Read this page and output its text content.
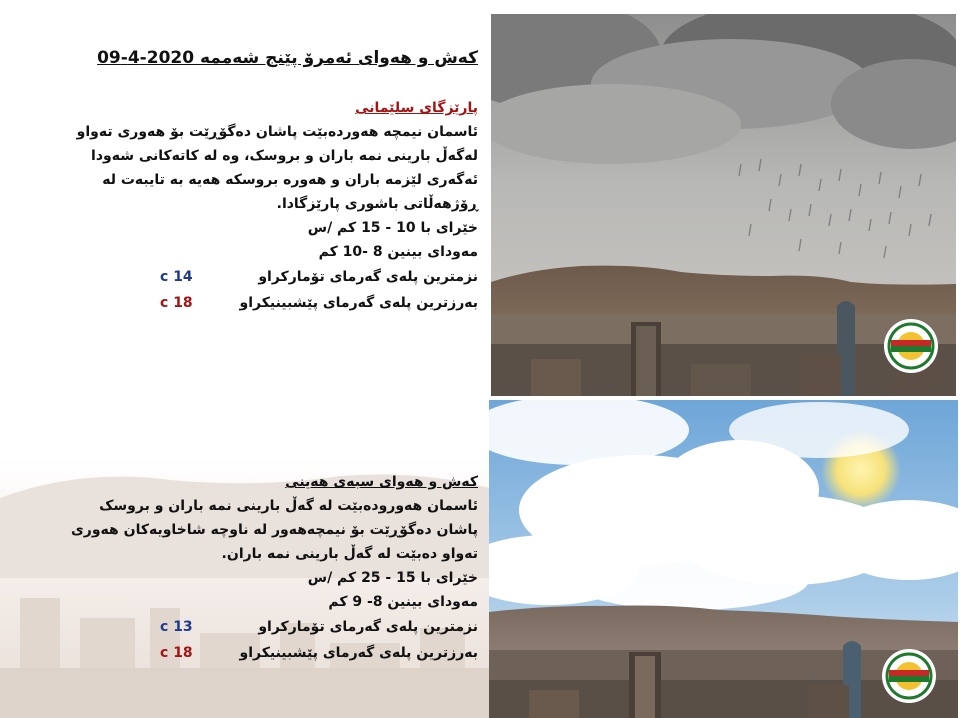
کەش و هەوای ئەمرۆ پێنج شەممە 2020-4-09
پارێزگای سلێمانی
ئاسمان نیمچە هەوردەبێت پاشان دەگۆڕێت بۆ هەوری تەواو
لەگەڵ بارینی نمە باران و بروسک، وە لە کاتەکانی شەودا
ئەگەری لێزمە باران و هەورە بروسکە هەیە بە تایبەت لە
ڕۆژهەڵاتی باشوری پارێزگادا.
خێرای با 10 - 15 کم /س
مەودای بینین 8 -10 کم
نزمترین پلەی گەرمای تۆمارکراو
14 c
بەرزترین پلەی گەرمای پێشبینیکراو
18 c
کەش و هەوای سبەی هەینی
ئاسمان هەورودەبێت لە گەڵ بارینی نمە باران و بروسک
پاشان دەگۆڕێت بۆ نیمچەهەور لە ناوچە شاخاویەکان هەوری
تەواو دەبێت لە گەڵ بارینی نمە باران.
خێرای با 15 - 25 کم /س
مەودای بینین 8- 9 کم
نزمترین پلەی گەرمای تۆمارکراو
13 c
بەرزترین پلەی گەرمای پێشبینیکراو
18 c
___
Goal → The data should be printed again unchanged; leave its pictures out.

Task response →
Read this page and output its text content.
کەش و هەوای ئەمرۆ پێنج شەممە 2020-4-09
پارێزگای سلێمانی
ئاسمان نیمچە هەوردەبێت پاشان دەگۆڕێت بۆ هەوری تەواو
لەگەڵ بارینی نمە باران و بروسک، وە لە کاتەکانی شەودا
ئەگەری لێزمە باران و هەورە بروسکە هەیە بە تایبەت لە
ڕۆژهەڵاتی باشوری پارێزگادا.
خێرای با 10 - 15 کم /س
مەودای بینین 8 -10 کم
نزمترین پلەی گەرمای تۆمارکراو
14 c
بەرزترین پلەی گەرمای پێشبینیکراو
18 c
کەش و هەوای سبەی هەینی
ئاسمان هەورودەبێت لە گەڵ بارینی نمە باران و بروسک
پاشان دەگۆڕێت بۆ نیمچەهەور لە ناوچە شاخاویەکان هەوری
تەواو دەبێت لە گەڵ بارینی نمە باران.
خێرای با 15 - 25 کم /س
مەودای بینین 8- 9 کم
نزمترین پلەی گەرمای تۆمارکراو
13 c
بەرزترین پلەی گەرمای پێشبینیکراو
18 c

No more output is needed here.